*EXTRACTED DATA*.
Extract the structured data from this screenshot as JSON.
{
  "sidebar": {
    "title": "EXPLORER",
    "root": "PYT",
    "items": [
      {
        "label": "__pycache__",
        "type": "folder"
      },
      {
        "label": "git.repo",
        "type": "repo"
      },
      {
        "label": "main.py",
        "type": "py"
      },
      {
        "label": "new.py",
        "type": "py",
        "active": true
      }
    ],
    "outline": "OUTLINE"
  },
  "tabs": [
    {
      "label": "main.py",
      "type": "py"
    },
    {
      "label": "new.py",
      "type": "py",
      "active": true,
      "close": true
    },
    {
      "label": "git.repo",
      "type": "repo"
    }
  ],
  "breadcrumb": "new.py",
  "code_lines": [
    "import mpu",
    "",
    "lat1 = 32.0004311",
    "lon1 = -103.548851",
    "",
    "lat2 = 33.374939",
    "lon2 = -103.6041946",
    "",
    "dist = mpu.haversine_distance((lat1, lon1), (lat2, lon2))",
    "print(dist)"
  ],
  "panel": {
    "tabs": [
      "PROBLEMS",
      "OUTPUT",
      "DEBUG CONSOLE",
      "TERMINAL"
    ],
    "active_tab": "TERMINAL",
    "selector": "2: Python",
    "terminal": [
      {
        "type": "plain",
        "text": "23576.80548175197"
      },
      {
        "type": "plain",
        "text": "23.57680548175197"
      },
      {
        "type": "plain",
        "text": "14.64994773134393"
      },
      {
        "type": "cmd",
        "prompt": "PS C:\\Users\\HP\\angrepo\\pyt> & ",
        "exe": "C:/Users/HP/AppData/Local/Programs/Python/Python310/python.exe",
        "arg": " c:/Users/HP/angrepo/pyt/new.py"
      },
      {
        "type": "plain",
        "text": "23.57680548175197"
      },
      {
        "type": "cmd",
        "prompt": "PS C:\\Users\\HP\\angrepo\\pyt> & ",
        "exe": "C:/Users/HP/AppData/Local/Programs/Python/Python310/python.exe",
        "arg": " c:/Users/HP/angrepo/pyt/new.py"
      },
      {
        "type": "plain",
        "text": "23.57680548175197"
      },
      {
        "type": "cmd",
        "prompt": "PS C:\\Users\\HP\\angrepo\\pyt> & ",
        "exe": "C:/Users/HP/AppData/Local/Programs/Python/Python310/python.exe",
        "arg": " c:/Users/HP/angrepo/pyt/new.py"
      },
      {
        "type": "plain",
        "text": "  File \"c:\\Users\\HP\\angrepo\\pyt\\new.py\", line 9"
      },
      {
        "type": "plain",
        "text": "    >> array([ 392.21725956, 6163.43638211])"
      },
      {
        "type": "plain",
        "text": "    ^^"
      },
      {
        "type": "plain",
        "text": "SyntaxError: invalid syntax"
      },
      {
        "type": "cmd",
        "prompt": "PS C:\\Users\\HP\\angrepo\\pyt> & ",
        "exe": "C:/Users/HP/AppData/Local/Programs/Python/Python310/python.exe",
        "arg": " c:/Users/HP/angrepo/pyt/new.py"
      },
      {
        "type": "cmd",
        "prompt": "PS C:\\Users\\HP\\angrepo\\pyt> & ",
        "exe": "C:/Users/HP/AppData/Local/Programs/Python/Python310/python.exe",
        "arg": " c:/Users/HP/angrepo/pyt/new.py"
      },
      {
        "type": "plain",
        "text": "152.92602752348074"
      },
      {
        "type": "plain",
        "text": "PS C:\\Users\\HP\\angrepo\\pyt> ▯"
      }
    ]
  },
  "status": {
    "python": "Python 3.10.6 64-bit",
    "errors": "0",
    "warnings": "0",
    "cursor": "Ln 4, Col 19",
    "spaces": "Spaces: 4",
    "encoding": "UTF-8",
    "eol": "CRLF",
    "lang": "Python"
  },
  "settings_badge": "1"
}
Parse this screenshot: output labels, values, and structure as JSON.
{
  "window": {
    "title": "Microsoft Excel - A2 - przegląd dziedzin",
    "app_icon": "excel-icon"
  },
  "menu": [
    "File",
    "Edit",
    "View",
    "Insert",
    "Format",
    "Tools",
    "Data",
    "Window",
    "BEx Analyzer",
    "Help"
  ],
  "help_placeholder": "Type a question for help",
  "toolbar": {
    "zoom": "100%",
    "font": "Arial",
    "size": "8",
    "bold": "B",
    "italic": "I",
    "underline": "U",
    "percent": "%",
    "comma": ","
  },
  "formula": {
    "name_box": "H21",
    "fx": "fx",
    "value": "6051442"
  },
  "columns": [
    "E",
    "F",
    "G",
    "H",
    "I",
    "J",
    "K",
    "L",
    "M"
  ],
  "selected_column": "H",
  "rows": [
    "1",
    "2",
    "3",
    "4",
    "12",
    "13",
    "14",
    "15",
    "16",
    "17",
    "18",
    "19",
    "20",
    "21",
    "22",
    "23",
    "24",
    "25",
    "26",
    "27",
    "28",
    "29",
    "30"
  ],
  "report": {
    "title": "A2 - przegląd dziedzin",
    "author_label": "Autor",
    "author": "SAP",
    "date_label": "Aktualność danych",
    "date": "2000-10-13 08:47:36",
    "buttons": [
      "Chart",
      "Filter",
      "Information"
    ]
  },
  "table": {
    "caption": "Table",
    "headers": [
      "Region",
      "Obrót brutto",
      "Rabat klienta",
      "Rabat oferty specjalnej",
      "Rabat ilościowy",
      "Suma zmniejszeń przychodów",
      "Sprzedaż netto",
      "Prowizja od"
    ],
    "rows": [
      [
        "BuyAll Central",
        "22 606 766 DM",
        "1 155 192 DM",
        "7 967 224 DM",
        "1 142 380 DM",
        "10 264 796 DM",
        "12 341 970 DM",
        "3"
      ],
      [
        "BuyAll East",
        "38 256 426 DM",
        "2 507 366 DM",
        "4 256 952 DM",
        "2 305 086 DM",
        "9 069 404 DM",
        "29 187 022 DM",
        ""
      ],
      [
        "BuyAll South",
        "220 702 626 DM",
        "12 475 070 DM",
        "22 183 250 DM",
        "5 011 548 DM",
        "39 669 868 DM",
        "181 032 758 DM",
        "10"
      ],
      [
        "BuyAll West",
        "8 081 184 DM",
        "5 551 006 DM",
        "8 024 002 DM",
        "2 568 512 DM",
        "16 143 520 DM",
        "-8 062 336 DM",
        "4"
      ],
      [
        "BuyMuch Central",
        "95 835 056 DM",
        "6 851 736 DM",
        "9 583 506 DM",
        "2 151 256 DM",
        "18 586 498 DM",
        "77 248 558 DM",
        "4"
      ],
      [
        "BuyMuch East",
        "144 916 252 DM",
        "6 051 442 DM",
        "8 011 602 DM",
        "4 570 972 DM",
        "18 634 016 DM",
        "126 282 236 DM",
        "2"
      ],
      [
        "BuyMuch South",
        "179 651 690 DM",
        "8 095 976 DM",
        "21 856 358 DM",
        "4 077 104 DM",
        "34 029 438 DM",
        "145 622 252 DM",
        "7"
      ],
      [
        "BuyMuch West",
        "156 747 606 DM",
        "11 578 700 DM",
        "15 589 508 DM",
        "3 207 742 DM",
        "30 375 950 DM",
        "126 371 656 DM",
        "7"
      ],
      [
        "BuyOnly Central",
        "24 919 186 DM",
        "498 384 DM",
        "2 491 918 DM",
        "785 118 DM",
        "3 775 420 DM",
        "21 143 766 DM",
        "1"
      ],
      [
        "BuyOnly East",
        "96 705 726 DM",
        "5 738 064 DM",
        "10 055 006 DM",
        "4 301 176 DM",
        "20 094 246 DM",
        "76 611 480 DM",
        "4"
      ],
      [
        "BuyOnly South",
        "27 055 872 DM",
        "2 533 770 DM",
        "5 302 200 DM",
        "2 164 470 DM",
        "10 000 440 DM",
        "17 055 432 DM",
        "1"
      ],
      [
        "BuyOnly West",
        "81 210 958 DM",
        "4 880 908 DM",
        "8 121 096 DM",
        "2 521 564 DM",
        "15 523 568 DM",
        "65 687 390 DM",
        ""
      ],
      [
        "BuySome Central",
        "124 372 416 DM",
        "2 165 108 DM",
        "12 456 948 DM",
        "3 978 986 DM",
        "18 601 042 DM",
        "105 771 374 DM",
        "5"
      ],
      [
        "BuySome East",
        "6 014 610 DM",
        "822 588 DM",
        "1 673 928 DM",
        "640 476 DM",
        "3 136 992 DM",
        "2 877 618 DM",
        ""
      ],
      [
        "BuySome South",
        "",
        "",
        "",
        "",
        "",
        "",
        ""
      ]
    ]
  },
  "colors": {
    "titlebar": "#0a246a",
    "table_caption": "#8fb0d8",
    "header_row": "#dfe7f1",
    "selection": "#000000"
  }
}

*SET EXERCISE*. The required answer is a single number: the count of lines in the entries that hold the string "File".

*RESPONSE BELOW*. 2